## WORK REQUIRED
Count how many lines contain the word "JSON". Please give only the number.

## EXERCISE MATERIAL

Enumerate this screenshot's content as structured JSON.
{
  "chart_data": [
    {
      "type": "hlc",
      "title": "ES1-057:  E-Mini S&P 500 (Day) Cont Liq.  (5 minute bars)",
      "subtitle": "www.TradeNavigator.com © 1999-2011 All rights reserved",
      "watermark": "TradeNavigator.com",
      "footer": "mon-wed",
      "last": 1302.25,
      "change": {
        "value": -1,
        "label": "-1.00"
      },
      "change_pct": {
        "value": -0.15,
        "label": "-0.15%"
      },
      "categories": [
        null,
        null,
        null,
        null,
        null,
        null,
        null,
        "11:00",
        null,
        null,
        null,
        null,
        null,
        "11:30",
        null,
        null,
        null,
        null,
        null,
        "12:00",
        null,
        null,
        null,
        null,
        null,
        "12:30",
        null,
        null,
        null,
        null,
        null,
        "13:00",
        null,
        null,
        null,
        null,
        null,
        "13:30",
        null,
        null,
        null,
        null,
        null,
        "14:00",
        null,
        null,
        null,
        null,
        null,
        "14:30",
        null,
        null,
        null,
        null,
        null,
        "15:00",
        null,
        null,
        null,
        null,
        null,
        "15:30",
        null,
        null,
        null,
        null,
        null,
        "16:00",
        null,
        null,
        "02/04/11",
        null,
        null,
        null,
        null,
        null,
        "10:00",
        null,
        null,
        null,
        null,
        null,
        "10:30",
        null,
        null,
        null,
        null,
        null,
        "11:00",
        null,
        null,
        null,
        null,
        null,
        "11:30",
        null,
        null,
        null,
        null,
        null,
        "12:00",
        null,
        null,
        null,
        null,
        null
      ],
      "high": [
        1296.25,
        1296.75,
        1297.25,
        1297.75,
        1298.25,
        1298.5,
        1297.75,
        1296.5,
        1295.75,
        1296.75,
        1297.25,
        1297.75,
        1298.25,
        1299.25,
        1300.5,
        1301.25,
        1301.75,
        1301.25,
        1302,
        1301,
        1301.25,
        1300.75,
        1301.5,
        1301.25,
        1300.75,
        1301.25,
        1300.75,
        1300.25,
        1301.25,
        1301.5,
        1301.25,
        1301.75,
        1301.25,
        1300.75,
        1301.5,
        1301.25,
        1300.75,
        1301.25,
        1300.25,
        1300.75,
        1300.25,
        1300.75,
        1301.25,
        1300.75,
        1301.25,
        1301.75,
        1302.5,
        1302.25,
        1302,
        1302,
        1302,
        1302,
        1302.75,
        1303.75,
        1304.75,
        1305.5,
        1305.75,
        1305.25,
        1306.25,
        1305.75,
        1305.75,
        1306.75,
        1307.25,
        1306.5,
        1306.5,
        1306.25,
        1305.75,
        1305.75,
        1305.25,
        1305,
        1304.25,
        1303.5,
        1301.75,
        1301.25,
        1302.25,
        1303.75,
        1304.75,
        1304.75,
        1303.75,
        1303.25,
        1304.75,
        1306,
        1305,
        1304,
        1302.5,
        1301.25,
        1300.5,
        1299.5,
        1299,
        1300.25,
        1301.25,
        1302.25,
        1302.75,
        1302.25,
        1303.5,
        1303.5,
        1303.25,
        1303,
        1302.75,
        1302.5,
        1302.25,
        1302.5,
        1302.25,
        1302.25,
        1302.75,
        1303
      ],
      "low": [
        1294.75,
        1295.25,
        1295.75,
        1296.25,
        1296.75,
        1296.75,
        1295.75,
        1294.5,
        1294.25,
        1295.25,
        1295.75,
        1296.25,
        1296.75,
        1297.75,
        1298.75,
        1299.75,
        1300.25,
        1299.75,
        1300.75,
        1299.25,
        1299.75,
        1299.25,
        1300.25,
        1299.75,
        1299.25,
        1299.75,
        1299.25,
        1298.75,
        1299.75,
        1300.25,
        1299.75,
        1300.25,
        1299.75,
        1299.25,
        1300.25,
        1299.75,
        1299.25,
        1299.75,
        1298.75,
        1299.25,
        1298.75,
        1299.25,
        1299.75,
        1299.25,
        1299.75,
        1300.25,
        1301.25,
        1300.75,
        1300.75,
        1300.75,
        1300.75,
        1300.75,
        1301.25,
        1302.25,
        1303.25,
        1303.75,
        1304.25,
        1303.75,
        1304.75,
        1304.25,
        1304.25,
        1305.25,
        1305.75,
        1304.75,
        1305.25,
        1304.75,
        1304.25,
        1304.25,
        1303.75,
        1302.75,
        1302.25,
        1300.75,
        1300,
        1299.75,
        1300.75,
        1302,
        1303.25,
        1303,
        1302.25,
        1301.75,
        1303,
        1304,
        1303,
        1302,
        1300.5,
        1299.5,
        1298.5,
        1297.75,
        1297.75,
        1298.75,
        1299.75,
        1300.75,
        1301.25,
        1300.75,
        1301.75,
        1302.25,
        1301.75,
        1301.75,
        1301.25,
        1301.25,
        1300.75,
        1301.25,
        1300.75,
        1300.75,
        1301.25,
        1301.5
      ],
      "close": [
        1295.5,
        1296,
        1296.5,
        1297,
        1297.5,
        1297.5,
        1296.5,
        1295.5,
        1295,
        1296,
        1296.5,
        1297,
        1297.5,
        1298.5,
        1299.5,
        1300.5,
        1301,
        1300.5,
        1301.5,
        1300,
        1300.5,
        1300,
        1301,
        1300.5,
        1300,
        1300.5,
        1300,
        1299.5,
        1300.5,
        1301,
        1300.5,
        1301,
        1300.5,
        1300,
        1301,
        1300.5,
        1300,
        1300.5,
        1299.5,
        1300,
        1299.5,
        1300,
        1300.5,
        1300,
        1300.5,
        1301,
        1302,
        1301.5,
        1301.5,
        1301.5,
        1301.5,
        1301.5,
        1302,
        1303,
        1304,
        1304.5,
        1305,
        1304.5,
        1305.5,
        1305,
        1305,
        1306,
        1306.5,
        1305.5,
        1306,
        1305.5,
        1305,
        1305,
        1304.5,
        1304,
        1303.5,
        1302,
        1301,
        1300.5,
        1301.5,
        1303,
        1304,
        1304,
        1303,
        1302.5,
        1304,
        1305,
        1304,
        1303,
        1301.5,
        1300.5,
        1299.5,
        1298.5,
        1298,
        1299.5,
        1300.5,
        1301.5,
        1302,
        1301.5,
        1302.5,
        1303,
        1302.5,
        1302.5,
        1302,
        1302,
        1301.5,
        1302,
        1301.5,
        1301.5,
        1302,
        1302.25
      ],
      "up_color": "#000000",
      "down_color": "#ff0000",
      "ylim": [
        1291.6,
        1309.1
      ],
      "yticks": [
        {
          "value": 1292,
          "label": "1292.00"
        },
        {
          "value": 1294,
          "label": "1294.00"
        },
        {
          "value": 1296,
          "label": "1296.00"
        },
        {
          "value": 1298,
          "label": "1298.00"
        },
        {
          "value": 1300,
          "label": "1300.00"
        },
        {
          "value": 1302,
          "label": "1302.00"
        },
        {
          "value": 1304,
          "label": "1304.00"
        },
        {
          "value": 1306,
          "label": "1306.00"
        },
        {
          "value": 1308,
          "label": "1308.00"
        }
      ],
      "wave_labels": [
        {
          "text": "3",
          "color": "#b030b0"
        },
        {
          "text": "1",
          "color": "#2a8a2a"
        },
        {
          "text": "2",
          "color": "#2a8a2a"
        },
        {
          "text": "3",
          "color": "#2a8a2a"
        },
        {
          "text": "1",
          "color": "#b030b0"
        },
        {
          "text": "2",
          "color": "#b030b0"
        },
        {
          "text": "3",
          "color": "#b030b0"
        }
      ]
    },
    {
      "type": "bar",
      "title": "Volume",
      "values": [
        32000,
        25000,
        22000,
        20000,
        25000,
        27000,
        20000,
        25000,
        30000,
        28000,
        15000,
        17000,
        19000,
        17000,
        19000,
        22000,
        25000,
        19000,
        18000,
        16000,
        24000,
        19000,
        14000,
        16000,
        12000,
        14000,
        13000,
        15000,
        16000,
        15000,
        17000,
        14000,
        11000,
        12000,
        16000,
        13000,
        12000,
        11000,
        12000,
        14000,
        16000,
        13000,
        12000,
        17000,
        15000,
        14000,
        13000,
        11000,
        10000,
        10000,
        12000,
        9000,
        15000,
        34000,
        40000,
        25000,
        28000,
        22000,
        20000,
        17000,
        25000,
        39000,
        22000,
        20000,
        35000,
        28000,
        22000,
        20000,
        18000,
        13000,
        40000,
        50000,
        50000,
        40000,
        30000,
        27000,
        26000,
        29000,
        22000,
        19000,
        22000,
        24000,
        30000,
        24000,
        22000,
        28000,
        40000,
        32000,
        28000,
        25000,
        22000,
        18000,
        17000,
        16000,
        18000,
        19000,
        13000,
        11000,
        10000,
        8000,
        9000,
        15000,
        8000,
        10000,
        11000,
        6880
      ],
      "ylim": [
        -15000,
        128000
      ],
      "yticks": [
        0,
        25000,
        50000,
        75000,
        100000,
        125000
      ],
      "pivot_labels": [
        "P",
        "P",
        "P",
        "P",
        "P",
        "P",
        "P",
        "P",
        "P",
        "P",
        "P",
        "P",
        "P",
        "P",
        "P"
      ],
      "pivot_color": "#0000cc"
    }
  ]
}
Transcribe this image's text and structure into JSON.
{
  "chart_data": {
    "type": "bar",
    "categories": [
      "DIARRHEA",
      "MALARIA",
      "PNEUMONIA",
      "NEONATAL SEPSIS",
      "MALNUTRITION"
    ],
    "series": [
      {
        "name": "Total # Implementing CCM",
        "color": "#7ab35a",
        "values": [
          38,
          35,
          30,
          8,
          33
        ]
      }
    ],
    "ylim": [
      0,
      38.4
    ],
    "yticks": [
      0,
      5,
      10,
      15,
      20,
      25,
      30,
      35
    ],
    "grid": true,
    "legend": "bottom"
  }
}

## EXERCISE RESULT
2